> _Exercise objective_: Write out the material exactly, without any of its pictures.
══ Information supplied ══
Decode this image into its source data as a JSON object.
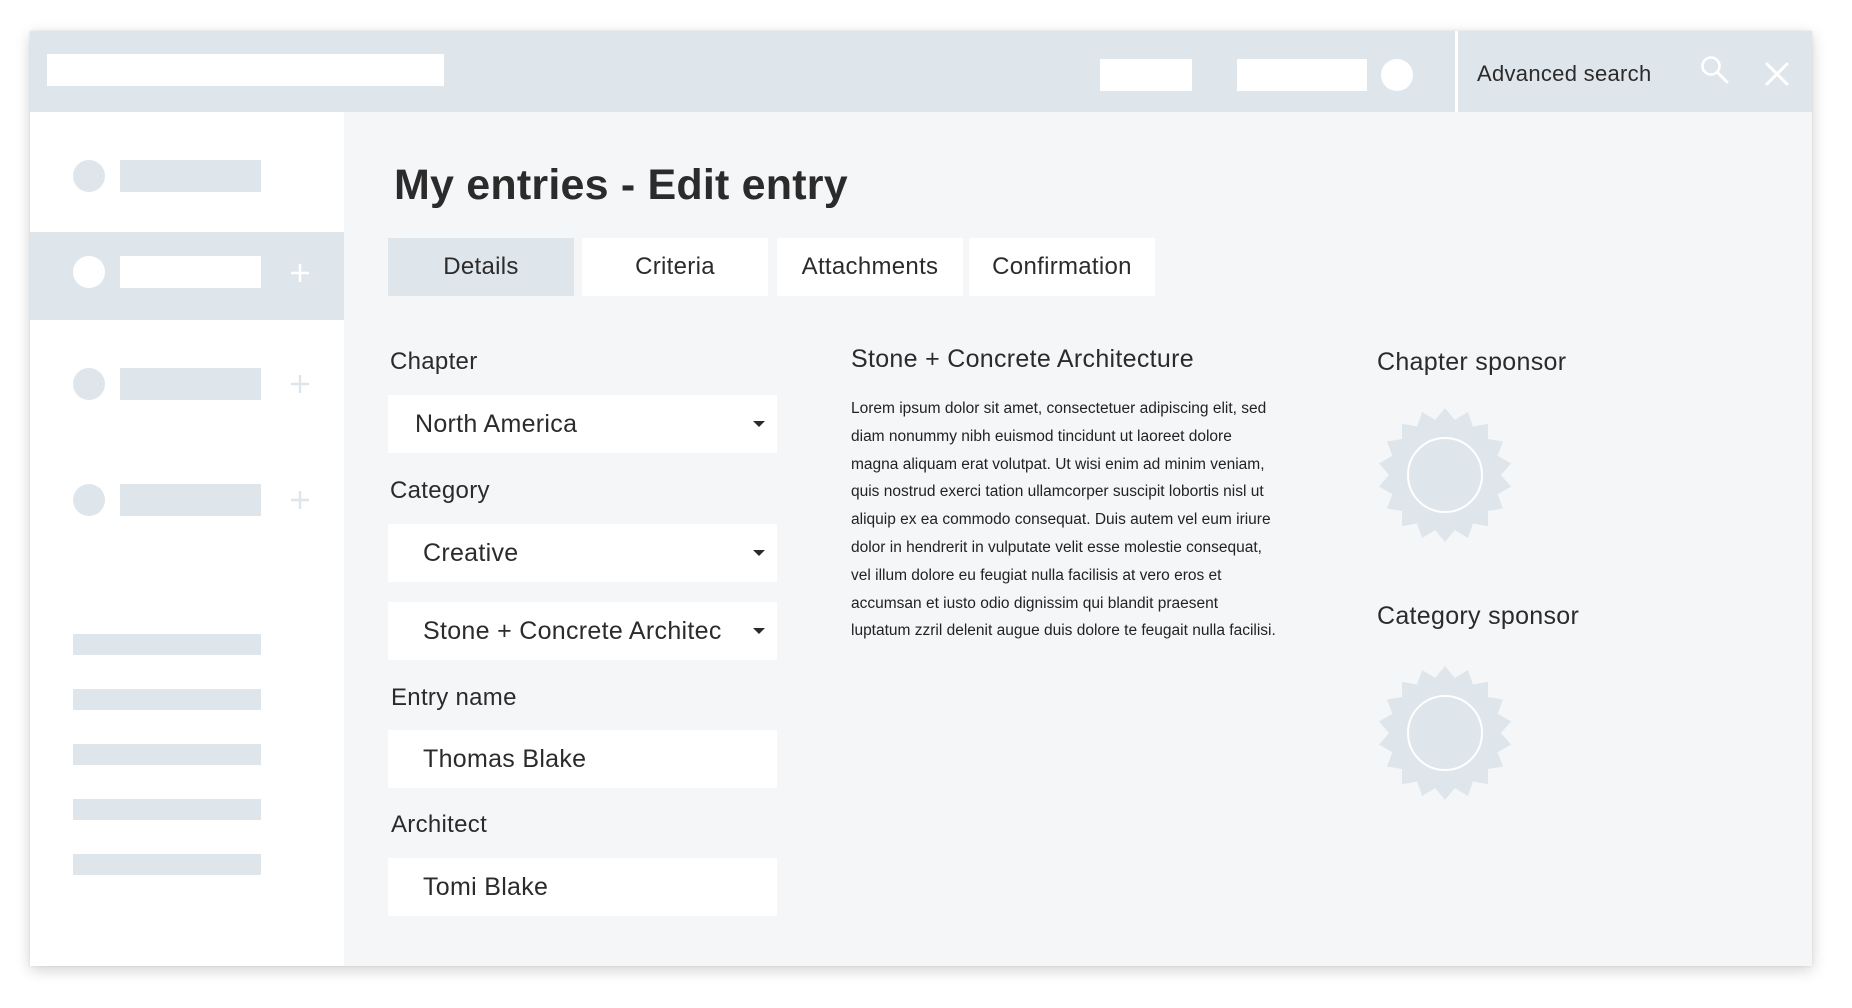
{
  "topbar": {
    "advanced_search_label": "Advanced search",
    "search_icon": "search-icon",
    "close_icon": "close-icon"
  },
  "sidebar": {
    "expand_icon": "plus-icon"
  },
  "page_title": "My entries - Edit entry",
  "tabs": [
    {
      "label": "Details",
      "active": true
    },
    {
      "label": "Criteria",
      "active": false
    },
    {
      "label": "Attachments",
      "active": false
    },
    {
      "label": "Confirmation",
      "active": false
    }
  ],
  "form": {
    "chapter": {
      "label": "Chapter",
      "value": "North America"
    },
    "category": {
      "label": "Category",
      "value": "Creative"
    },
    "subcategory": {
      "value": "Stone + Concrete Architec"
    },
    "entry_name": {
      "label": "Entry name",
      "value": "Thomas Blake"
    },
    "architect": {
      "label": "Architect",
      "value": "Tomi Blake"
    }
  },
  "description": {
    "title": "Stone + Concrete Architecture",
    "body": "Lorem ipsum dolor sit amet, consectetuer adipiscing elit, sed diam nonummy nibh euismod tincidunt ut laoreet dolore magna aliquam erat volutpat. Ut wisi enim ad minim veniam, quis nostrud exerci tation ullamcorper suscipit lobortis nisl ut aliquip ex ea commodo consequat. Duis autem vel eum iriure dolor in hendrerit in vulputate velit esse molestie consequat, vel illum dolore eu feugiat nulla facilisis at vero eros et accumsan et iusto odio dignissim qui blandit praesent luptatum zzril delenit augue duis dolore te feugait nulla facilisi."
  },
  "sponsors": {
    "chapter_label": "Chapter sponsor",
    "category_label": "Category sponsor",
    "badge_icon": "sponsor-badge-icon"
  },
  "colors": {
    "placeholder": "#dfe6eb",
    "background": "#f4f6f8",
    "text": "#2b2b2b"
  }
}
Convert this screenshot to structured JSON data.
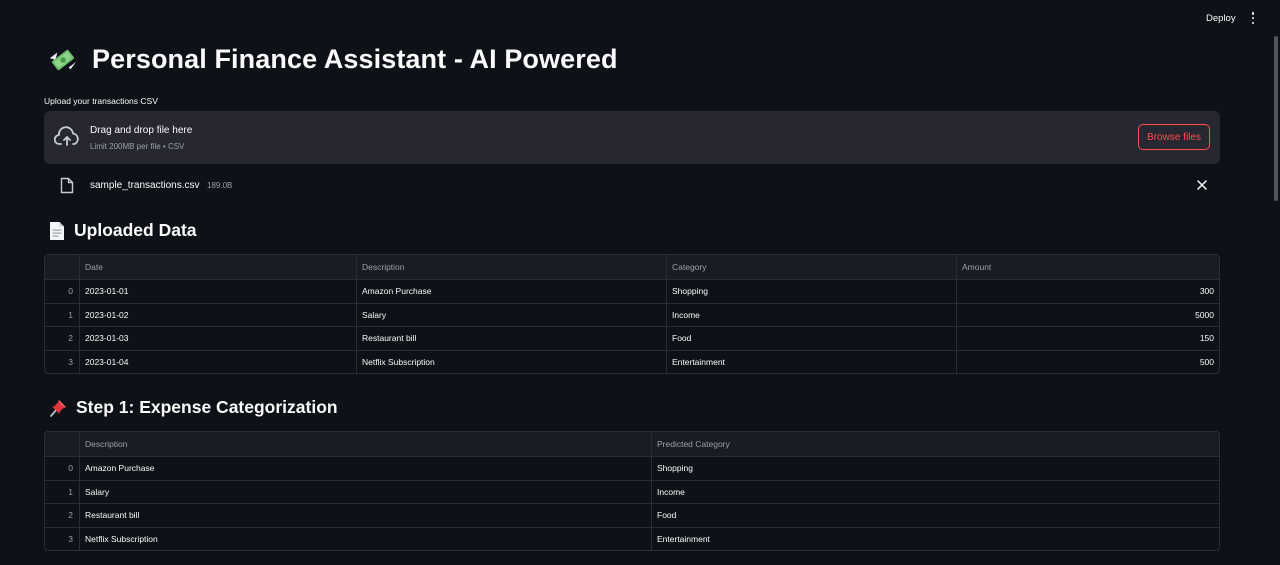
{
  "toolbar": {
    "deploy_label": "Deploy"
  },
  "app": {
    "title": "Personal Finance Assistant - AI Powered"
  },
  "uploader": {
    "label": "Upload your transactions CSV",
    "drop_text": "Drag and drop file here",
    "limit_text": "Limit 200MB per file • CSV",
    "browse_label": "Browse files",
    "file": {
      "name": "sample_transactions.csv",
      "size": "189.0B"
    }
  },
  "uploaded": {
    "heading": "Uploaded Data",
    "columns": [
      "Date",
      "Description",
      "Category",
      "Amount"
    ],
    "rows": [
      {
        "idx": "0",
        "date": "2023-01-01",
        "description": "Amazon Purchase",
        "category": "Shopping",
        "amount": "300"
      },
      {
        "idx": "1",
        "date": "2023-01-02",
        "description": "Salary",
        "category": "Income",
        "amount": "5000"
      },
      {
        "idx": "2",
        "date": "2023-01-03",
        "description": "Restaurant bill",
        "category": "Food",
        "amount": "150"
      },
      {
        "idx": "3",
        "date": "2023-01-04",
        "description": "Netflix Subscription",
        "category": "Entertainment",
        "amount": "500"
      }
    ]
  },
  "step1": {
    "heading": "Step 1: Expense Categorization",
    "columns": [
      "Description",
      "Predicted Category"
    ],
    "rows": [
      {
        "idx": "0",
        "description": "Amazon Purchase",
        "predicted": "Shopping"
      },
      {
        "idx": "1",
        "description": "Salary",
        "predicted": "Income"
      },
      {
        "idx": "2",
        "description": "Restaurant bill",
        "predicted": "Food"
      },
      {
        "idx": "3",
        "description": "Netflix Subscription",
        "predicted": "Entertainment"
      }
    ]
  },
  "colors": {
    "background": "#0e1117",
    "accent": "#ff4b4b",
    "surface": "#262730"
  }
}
═══
> _The solution_:
Decode this image into its source data as a JSON object.
{
  "topbar": {
    "advanced_search_label": "Advanced search",
    "search_icon": "search-icon",
    "close_icon": "close-icon"
  },
  "sidebar": {
    "expand_icon": "plus-icon"
  },
  "page_title": "My entries - Edit entry",
  "tabs": [
    {
      "label": "Details",
      "active": true
    },
    {
      "label": "Criteria",
      "active": false
    },
    {
      "label": "Attachments",
      "active": false
    },
    {
      "label": "Confirmation",
      "active": false
    }
  ],
  "form": {
    "chapter": {
      "label": "Chapter",
      "value": "North America"
    },
    "category": {
      "label": "Category",
      "value": "Creative"
    },
    "subcategory": {
      "value": "Stone + Concrete Architec"
    },
    "entry_name": {
      "label": "Entry name",
      "value": "Thomas Blake"
    },
    "architect": {
      "label": "Architect",
      "value": "Tomi Blake"
    }
  },
  "description": {
    "title": "Stone + Concrete Architecture",
    "body": "Lorem ipsum dolor sit amet, consectetuer adipiscing elit, sed diam nonummy nibh euismod tincidunt ut laoreet dolore magna aliquam erat volutpat. Ut wisi enim ad minim veniam, quis nostrud exerci tation ullamcorper suscipit lobortis nisl ut aliquip ex ea commodo consequat. Duis autem vel eum iriure dolor in hendrerit in vulputate velit esse molestie consequat, vel illum dolore eu feugiat nulla facilisis at vero eros et accumsan et iusto odio dignissim qui blandit praesent luptatum zzril delenit augue duis dolore te feugait nulla facilisi."
  },
  "sponsors": {
    "chapter_label": "Chapter sponsor",
    "category_label": "Category sponsor",
    "badge_icon": "sponsor-badge-icon"
  },
  "colors": {
    "placeholder": "#dfe6eb",
    "background": "#f4f6f8",
    "text": "#2b2b2b"
  }
}
Convert this screenshot to structured JSON data.
{
  "toolbar": {
    "deploy_label": "Deploy"
  },
  "app": {
    "title": "Personal Finance Assistant - AI Powered"
  },
  "uploader": {
    "label": "Upload your transactions CSV",
    "drop_text": "Drag and drop file here",
    "limit_text": "Limit 200MB per file • CSV",
    "browse_label": "Browse files",
    "file": {
      "name": "sample_transactions.csv",
      "size": "189.0B"
    }
  },
  "uploaded": {
    "heading": "Uploaded Data",
    "columns": [
      "Date",
      "Description",
      "Category",
      "Amount"
    ],
    "rows": [
      {
        "idx": "0",
        "date": "2023-01-01",
        "description": "Amazon Purchase",
        "category": "Shopping",
        "amount": "300"
      },
      {
        "idx": "1",
        "date": "2023-01-02",
        "description": "Salary",
        "category": "Income",
        "amount": "5000"
      },
      {
        "idx": "2",
        "date": "2023-01-03",
        "description": "Restaurant bill",
        "category": "Food",
        "amount": "150"
      },
      {
        "idx": "3",
        "date": "2023-01-04",
        "description": "Netflix Subscription",
        "category": "Entertainment",
        "amount": "500"
      }
    ]
  },
  "step1": {
    "heading": "Step 1: Expense Categorization",
    "columns": [
      "Description",
      "Predicted Category"
    ],
    "rows": [
      {
        "idx": "0",
        "description": "Amazon Purchase",
        "predicted": "Shopping"
      },
      {
        "idx": "1",
        "description": "Salary",
        "predicted": "Income"
      },
      {
        "idx": "2",
        "description": "Restaurant bill",
        "predicted": "Food"
      },
      {
        "idx": "3",
        "description": "Netflix Subscription",
        "predicted": "Entertainment"
      }
    ]
  },
  "colors": {
    "background": "#0e1117",
    "accent": "#ff4b4b",
    "surface": "#262730"
  }
}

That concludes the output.